── RECORDS SUPPLIED

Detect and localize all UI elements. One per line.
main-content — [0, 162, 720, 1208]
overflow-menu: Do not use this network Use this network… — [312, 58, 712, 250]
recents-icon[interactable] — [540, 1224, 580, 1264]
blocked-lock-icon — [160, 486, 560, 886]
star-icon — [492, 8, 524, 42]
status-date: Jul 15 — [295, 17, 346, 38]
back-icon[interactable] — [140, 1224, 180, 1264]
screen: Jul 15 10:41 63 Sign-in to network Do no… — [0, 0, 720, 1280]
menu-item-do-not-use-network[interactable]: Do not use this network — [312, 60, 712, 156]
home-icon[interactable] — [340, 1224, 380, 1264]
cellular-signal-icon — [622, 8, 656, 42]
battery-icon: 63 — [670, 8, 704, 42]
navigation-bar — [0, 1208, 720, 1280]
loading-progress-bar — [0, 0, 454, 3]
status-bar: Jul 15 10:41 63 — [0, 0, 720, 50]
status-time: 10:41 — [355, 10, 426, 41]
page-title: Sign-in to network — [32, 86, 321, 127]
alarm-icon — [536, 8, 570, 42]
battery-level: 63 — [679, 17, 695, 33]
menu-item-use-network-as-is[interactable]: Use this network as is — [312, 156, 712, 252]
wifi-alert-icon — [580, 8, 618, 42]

────

WHAT IS REQUIRED
Please reproduce the records as a numbered list, skipping blank lines, from the start of the records down to and including the line that contains "menu-item-do-not-use-network[interactable]: Do not".

ANSWER TO THIS TASK
1. Detect and localize all UI elements. One per line.
2. main-content — [0, 162, 720, 1208]
3. overflow-menu: Do not use this network Use this network… — [312, 58, 712, 250]
4. recents-icon[interactable] — [540, 1224, 580, 1264]
5. blocked-lock-icon — [160, 486, 560, 886]
6. star-icon — [492, 8, 524, 42]
7. status-date: Jul 15 — [295, 17, 346, 38]
8. back-icon[interactable] — [140, 1224, 180, 1264]
9. screen: Jul 15 10:41 63 Sign-in to network Do no… — [0, 0, 720, 1280]
10. menu-item-do-not-use-network[interactable]: Do not use this network — [312, 60, 712, 156]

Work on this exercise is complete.